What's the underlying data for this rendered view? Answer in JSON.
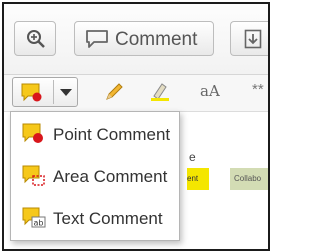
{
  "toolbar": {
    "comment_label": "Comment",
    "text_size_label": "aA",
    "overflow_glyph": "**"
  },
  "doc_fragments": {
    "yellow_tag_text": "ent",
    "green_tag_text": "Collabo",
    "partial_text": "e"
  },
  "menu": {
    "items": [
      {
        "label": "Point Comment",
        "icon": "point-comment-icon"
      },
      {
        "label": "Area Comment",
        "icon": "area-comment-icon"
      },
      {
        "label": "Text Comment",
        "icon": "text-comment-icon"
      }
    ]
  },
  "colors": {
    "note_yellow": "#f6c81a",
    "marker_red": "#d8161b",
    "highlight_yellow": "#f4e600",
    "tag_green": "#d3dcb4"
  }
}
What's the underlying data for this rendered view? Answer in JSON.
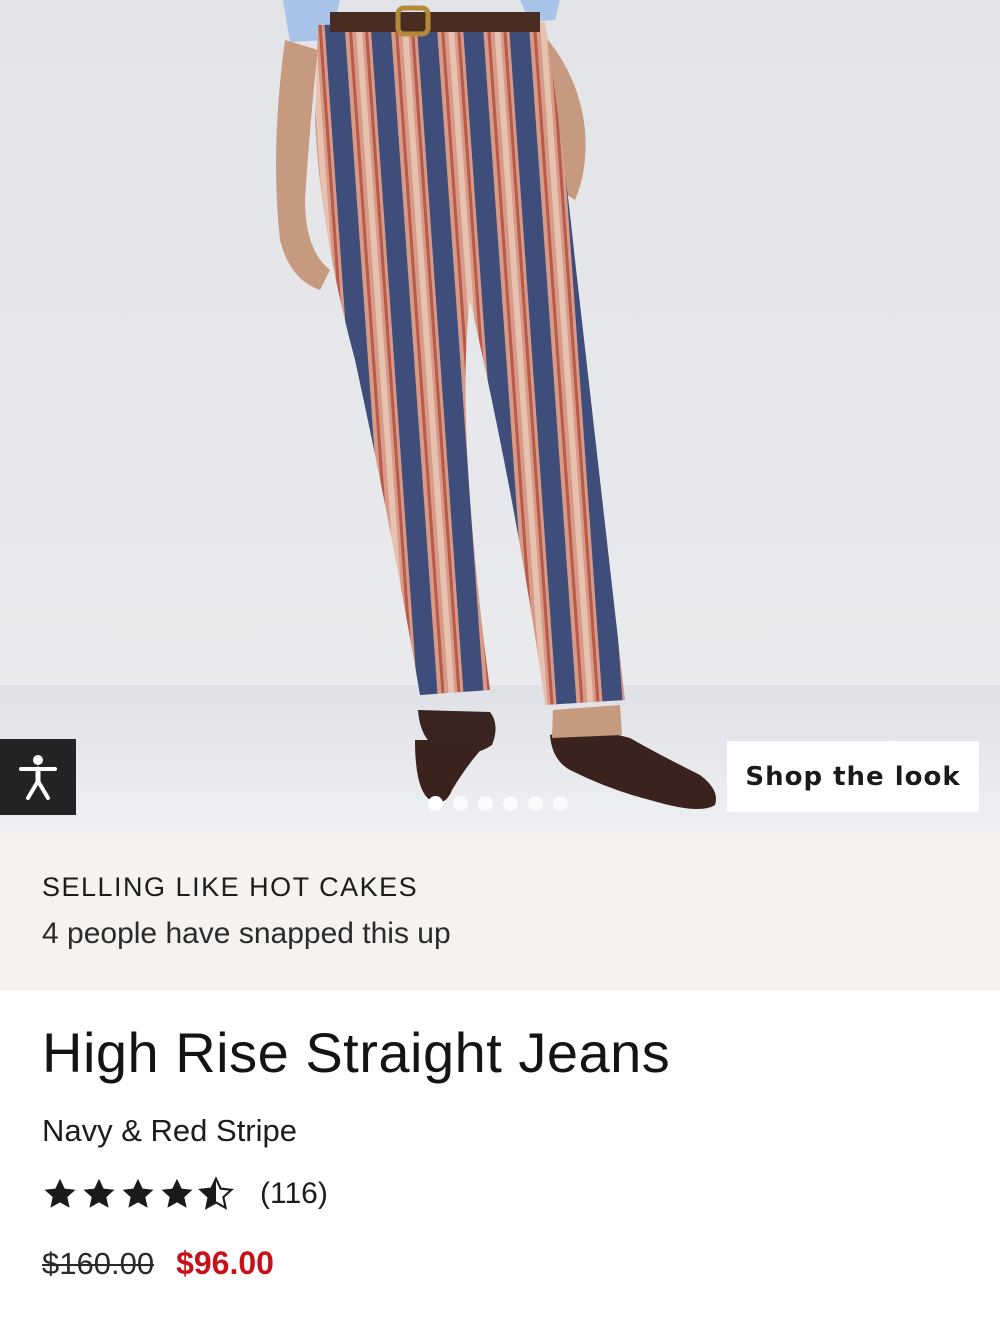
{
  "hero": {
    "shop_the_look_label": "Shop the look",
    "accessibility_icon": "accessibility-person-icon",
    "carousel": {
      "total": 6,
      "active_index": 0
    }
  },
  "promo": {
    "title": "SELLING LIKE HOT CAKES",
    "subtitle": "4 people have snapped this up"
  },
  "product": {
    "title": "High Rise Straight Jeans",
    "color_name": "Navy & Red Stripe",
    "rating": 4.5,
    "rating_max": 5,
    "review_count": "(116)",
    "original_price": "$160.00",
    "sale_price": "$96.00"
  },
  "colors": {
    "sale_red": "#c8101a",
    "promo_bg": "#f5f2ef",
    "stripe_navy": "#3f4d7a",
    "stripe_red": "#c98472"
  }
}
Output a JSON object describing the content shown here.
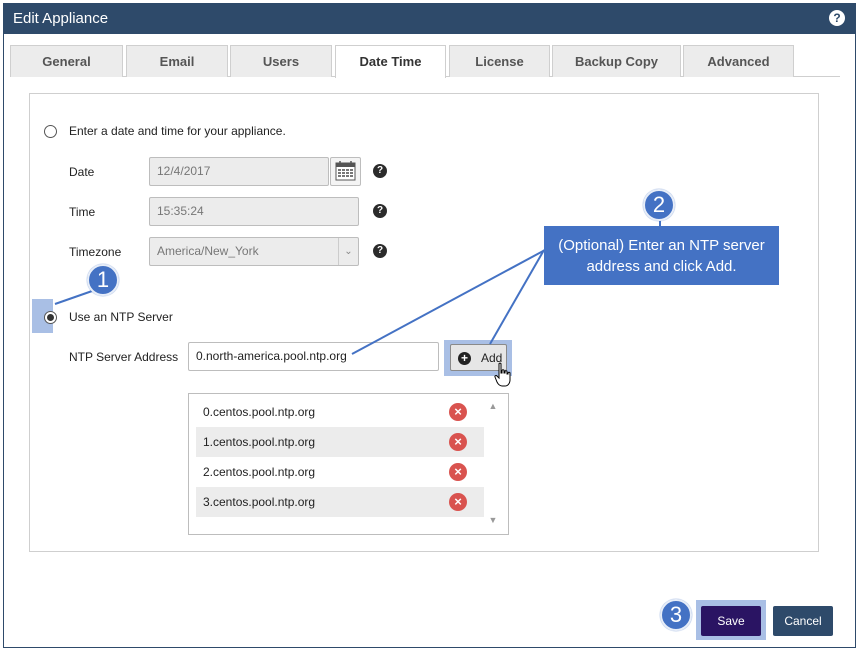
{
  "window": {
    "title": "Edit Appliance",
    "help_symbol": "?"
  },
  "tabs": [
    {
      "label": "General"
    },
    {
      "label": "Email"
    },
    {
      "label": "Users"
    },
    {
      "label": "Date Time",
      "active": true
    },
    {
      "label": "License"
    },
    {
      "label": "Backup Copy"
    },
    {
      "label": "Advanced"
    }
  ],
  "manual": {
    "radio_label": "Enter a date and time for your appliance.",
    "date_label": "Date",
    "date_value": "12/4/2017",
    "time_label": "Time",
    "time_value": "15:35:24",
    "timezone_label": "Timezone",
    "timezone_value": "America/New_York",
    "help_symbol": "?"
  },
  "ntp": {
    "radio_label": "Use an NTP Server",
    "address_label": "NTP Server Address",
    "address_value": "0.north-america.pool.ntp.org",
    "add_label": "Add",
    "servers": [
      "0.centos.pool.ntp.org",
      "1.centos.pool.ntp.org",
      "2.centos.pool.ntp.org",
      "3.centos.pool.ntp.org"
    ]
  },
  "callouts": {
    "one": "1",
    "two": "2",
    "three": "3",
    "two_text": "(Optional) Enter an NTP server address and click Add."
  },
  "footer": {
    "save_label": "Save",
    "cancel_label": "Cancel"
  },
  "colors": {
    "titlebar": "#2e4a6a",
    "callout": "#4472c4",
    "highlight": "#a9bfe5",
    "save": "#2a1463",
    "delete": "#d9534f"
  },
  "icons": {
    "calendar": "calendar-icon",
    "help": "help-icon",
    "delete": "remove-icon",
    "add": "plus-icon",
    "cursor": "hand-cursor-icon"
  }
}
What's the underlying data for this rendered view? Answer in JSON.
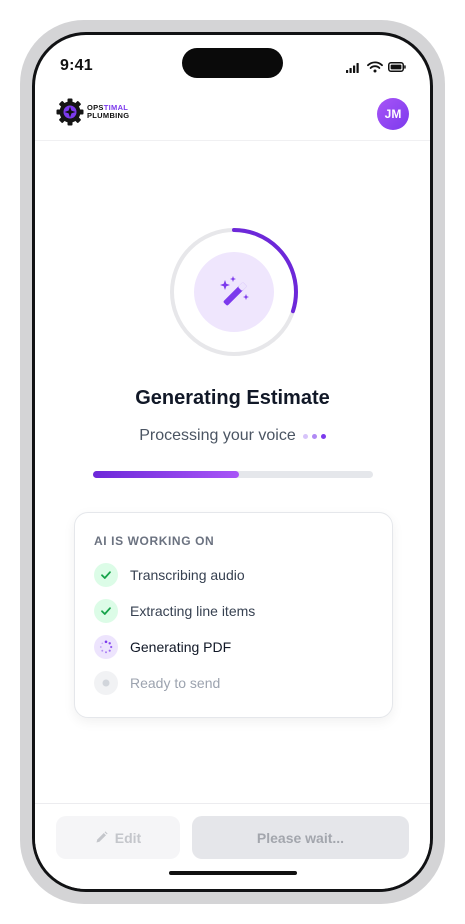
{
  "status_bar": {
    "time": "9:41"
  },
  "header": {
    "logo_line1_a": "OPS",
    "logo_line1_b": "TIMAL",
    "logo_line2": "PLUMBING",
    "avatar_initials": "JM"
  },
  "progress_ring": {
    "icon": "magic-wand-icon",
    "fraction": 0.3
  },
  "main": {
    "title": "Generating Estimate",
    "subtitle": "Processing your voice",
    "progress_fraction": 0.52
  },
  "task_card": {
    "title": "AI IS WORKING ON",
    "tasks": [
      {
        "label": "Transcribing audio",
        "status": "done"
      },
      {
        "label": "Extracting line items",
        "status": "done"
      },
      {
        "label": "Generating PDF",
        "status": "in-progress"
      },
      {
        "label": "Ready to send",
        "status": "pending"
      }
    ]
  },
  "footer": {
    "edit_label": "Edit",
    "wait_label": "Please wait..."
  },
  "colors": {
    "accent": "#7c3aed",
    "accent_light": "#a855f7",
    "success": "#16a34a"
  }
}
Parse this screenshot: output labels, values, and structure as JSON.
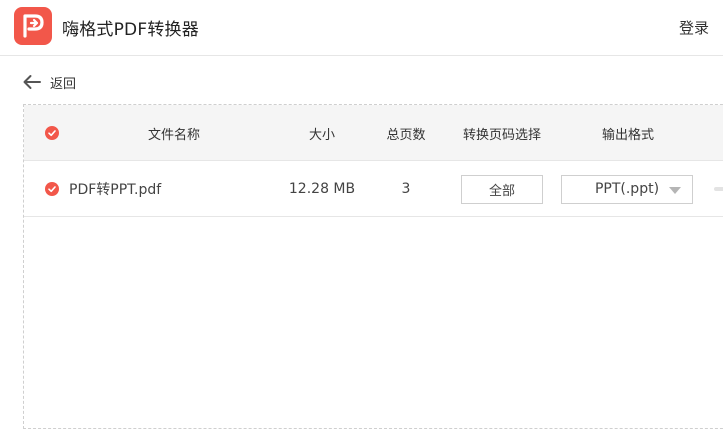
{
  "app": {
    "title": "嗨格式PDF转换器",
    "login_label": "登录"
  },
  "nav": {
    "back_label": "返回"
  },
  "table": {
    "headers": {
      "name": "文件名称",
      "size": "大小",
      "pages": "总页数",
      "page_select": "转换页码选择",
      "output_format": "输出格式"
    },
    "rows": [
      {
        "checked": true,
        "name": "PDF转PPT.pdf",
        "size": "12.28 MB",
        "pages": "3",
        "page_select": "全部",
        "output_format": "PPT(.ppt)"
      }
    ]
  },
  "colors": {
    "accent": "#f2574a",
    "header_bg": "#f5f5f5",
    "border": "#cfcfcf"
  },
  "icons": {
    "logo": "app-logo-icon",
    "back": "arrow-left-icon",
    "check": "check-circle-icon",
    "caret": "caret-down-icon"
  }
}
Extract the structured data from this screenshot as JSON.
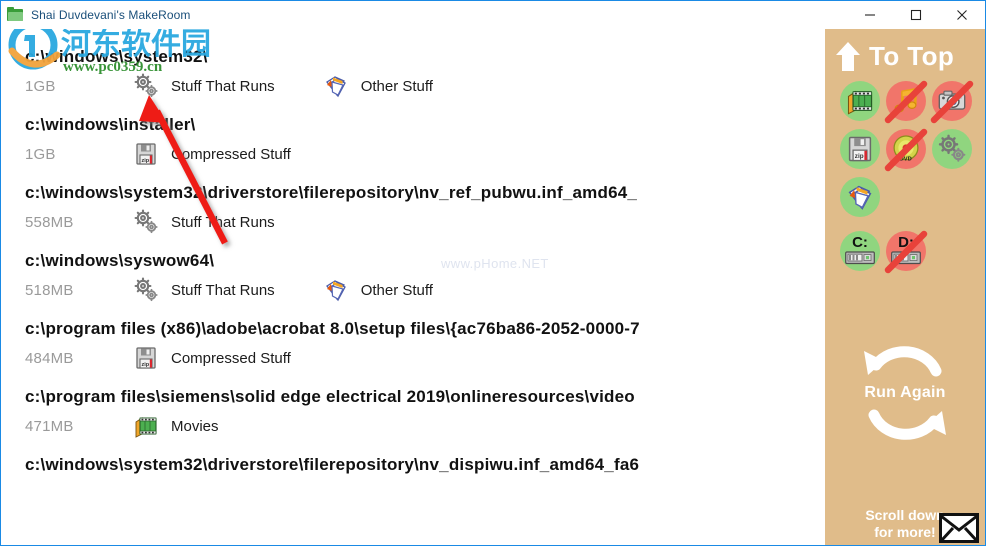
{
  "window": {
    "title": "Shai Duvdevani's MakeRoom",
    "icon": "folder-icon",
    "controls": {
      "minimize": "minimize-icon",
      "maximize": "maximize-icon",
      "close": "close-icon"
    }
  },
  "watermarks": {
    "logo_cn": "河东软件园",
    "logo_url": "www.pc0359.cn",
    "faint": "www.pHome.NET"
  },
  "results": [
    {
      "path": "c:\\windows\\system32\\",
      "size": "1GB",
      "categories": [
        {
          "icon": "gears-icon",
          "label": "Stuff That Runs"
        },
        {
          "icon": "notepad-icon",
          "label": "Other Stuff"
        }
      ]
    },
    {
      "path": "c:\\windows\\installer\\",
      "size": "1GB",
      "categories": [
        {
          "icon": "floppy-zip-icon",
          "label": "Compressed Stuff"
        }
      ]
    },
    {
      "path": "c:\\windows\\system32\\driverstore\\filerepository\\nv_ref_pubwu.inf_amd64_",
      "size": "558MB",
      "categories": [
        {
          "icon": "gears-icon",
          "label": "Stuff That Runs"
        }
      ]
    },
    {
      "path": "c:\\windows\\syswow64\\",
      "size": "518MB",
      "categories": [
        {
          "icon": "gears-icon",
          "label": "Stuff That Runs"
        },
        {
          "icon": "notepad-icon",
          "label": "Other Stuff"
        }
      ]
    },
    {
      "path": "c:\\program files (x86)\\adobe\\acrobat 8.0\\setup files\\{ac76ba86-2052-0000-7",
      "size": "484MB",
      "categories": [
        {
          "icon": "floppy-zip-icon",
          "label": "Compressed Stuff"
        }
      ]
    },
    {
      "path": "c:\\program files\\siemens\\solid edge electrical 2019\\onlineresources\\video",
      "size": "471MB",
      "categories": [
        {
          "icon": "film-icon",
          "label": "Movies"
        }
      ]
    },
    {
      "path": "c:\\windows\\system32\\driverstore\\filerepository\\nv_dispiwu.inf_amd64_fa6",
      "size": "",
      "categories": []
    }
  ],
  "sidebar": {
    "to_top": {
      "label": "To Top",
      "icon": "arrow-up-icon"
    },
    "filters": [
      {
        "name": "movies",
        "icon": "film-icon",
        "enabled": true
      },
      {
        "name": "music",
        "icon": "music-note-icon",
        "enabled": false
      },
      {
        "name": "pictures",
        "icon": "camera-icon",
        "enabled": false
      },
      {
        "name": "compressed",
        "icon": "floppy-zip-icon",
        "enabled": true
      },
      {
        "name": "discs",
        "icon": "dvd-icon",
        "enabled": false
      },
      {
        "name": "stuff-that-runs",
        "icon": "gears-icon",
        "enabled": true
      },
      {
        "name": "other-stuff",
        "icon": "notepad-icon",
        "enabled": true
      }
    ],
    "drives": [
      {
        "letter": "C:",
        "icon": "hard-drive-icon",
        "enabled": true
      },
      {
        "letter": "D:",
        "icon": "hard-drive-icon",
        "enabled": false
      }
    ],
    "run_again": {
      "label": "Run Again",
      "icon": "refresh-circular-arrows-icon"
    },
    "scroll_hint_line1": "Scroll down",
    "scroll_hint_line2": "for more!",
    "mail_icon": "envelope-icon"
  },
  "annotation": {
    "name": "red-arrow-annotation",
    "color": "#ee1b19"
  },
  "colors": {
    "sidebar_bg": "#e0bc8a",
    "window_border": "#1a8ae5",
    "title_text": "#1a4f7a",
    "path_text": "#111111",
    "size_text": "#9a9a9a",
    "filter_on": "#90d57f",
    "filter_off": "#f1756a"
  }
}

**What you are asked to do**
Report the number of lines above that contain the word "Edit", and only that number.

**Written answer**
2